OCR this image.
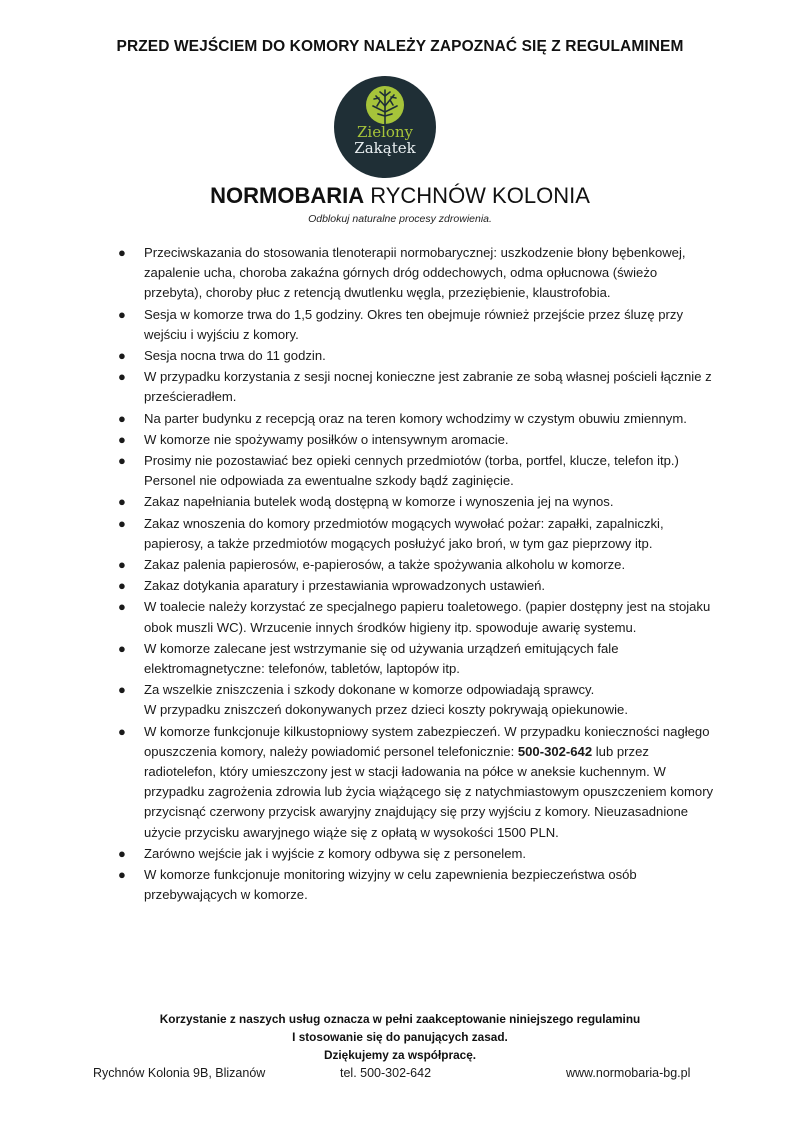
PRZED WEJŚCIEM DO KOMORY NALEŻY ZAPOZNAĆ SIĘ Z REGULAMINEM
Zielony
Zakątek
NORMOBARIA RYCHNÓW KOLONIA
Odblokuj naturalne procesy zdrowienia.
● Przeciwskazania do stosowania tlenoterapii normobarycznej: uszkodzenie błony bębenkowej, zapalenie ucha, choroba zakaźna górnych dróg oddechowych, odma opłucnowa (świeżo przebyta), choroby płuc z retencją dwutlenku węgla, przeziębienie, klaustrofobia.
● Sesja w komorze trwa do 1,5 godziny. Okres ten obejmuje również przejście przez śluzę przy wejściu i wyjściu z komory.
● Sesja nocna trwa do 11 godzin.
● W przypadku korzystania z sesji nocnej konieczne jest zabranie ze sobą własnej pościeli łącznie z prześcieradłem.
● Na parter budynku z recepcją oraz na teren komory wchodzimy w czystym obuwiu zmiennym.
● W komorze nie spożywamy posiłków o intensywnym aromacie.
● Prosimy nie pozostawiać bez opieki cennych przedmiotów (torba, portfel, klucze, telefon itp.) Personel nie odpowiada za ewentualne szkody bądź zaginięcie.
● Zakaz napełniania butelek wodą dostępną w komorze i wynoszenia jej na wynos.
● Zakaz wnoszenia do komory przedmiotów mogących wywołać pożar: zapałki, zapalniczki, papierosy, a także przedmiotów mogących posłużyć jako broń, w tym gaz pieprzowy itp.
● Zakaz palenia papierosów, e-papierosów, a także spożywania alkoholu w komorze.
● Zakaz dotykania aparatury i przestawiania wprowadzonych ustawień.
● W toalecie należy korzystać ze specjalnego papieru toaletowego. (papier dostępny jest na stojaku obok muszli WC). Wrzucenie innych środków higieny itp. spowoduje awarię systemu.
● W komorze zalecane jest wstrzymanie się od używania urządzeń emitujących fale elektromagnetyczne: telefonów, tabletów, laptopów itp.
● Za wszelkie zniszczenia i szkody dokonane w komorze odpowiadają sprawcy.
W przypadku zniszczeń dokonywanych przez dzieci koszty pokrywają opiekunowie.
● W komorze funkcjonuje kilkustopniowy system zabezpieczeń. W przypadku konieczności nagłego opuszczenia komory, należy powiadomić personel telefonicznie: 500-302-642 lub przez radiotelefon, który umieszczony jest w stacji ładowania na półce w aneksie kuchennym. W przypadku zagrożenia zdrowia lub życia wiążącego się z natychmiastowym opuszczeniem komory przycisnąć czerwony przycisk awaryjny znajdujący się przy wyjściu z komory. Nieuzasadnione użycie przycisku awaryjnego wiąże się z opłatą w wysokości 1500 PLN.
● Zarówno wejście jak i wyjście z komory odbywa się z personelem.
● W komorze funkcjonuje monitoring wizyjny w celu zapewnienia bezpieczeństwa osób przebywających w komorze.
Korzystanie z naszych usług oznacza w pełni zaakceptowanie niniejszego regulaminu
I stosowanie się do panujących zasad.
Dziękujemy za współpracę.
Rychnów Kolonia 9B, Blizanów	tel. 500-302-642	www.normobaria-bg.pl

STATED TASK> Your answer should be only a number: how many lines of the data above contain the string "komorze"?

RESULT> 8